■ **TASK**: Quote every entry word for word.
___ PROVIDED MATERIAL
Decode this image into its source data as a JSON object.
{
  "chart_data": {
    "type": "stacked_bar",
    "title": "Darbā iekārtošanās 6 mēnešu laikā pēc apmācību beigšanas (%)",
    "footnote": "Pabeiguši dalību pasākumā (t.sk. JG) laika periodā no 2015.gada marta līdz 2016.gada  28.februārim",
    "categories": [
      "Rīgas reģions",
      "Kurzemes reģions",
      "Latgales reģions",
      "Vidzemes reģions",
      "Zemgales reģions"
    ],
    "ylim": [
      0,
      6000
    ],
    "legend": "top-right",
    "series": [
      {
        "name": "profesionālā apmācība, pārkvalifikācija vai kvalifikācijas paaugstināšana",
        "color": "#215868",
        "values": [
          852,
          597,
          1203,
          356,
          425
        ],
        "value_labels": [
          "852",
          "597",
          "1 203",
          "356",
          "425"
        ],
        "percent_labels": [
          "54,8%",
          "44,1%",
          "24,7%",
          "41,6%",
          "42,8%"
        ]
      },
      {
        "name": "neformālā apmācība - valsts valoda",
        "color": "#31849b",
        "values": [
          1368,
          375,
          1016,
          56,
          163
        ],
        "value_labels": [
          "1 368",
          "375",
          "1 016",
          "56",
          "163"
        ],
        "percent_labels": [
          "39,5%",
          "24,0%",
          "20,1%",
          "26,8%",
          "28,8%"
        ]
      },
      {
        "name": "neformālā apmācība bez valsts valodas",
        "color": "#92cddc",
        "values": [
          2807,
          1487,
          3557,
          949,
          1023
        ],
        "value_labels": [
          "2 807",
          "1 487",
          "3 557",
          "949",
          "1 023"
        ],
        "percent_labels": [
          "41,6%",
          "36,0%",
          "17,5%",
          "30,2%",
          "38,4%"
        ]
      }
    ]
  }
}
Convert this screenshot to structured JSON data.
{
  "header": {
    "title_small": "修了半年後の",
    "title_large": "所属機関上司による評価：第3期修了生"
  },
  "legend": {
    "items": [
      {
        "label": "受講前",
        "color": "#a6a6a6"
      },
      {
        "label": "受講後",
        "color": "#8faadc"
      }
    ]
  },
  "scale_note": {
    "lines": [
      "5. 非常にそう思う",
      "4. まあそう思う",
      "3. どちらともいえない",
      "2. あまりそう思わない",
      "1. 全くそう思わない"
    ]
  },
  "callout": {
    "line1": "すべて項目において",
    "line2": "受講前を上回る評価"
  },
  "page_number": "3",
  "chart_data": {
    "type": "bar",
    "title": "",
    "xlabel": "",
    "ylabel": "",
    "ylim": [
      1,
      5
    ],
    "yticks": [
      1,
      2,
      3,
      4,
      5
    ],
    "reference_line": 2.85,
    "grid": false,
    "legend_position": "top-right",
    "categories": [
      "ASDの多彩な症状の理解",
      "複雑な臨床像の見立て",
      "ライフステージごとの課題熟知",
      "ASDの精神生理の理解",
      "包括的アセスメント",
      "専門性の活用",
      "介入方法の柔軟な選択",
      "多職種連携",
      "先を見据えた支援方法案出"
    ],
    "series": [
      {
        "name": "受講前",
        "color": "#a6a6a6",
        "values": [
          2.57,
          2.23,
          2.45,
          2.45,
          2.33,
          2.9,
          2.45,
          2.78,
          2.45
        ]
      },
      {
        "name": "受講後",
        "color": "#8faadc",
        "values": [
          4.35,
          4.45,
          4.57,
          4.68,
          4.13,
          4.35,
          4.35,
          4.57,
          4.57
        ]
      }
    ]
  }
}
______
■ **ANSWER FOR THE TASK**:
Decode this image into its source data as a JSON object.
{
  "chart_data": {
    "type": "stacked_bar",
    "title": "Darbā iekārtošanās 6 mēnešu laikā pēc apmācību beigšanas (%)",
    "footnote": "Pabeiguši dalību pasākumā (t.sk. JG) laika periodā no 2015.gada marta līdz 2016.gada  28.februārim",
    "categories": [
      "Rīgas reģions",
      "Kurzemes reģions",
      "Latgales reģions",
      "Vidzemes reģions",
      "Zemgales reģions"
    ],
    "ylim": [
      0,
      6000
    ],
    "legend": "top-right",
    "series": [
      {
        "name": "profesionālā apmācība, pārkvalifikācija vai kvalifikācijas paaugstināšana",
        "color": "#215868",
        "values": [
          852,
          597,
          1203,
          356,
          425
        ],
        "value_labels": [
          "852",
          "597",
          "1 203",
          "356",
          "425"
        ],
        "percent_labels": [
          "54,8%",
          "44,1%",
          "24,7%",
          "41,6%",
          "42,8%"
        ]
      },
      {
        "name": "neformālā apmācība - valsts valoda",
        "color": "#31849b",
        "values": [
          1368,
          375,
          1016,
          56,
          163
        ],
        "value_labels": [
          "1 368",
          "375",
          "1 016",
          "56",
          "163"
        ],
        "percent_labels": [
          "39,5%",
          "24,0%",
          "20,1%",
          "26,8%",
          "28,8%"
        ]
      },
      {
        "name": "neformālā apmācība bez valsts valodas",
        "color": "#92cddc",
        "values": [
          2807,
          1487,
          3557,
          949,
          1023
        ],
        "value_labels": [
          "2 807",
          "1 487",
          "3 557",
          "949",
          "1 023"
        ],
        "percent_labels": [
          "41,6%",
          "36,0%",
          "17,5%",
          "30,2%",
          "38,4%"
        ]
      }
    ]
  }
}
Convert this screenshot to structured JSON data.
{
  "header": {
    "title_small": "修了半年後の",
    "title_large": "所属機関上司による評価：第3期修了生"
  },
  "legend": {
    "items": [
      {
        "label": "受講前",
        "color": "#a6a6a6"
      },
      {
        "label": "受講後",
        "color": "#8faadc"
      }
    ]
  },
  "scale_note": {
    "lines": [
      "5. 非常にそう思う",
      "4. まあそう思う",
      "3. どちらともいえない",
      "2. あまりそう思わない",
      "1. 全くそう思わない"
    ]
  },
  "callout": {
    "line1": "すべて項目において",
    "line2": "受講前を上回る評価"
  },
  "page_number": "3",
  "chart_data": {
    "type": "bar",
    "title": "",
    "xlabel": "",
    "ylabel": "",
    "ylim": [
      1,
      5
    ],
    "yticks": [
      1,
      2,
      3,
      4,
      5
    ],
    "reference_line": 2.85,
    "grid": false,
    "legend_position": "top-right",
    "categories": [
      "ASDの多彩な症状の理解",
      "複雑な臨床像の見立て",
      "ライフステージごとの課題熟知",
      "ASDの精神生理の理解",
      "包括的アセスメント",
      "専門性の活用",
      "介入方法の柔軟な選択",
      "多職種連携",
      "先を見据えた支援方法案出"
    ],
    "series": [
      {
        "name": "受講前",
        "color": "#a6a6a6",
        "values": [
          2.57,
          2.23,
          2.45,
          2.45,
          2.33,
          2.9,
          2.45,
          2.78,
          2.45
        ]
      },
      {
        "name": "受講後",
        "color": "#8faadc",
        "values": [
          4.35,
          4.45,
          4.57,
          4.68,
          4.13,
          4.35,
          4.35,
          4.57,
          4.57
        ]
      }
    ]
  }
}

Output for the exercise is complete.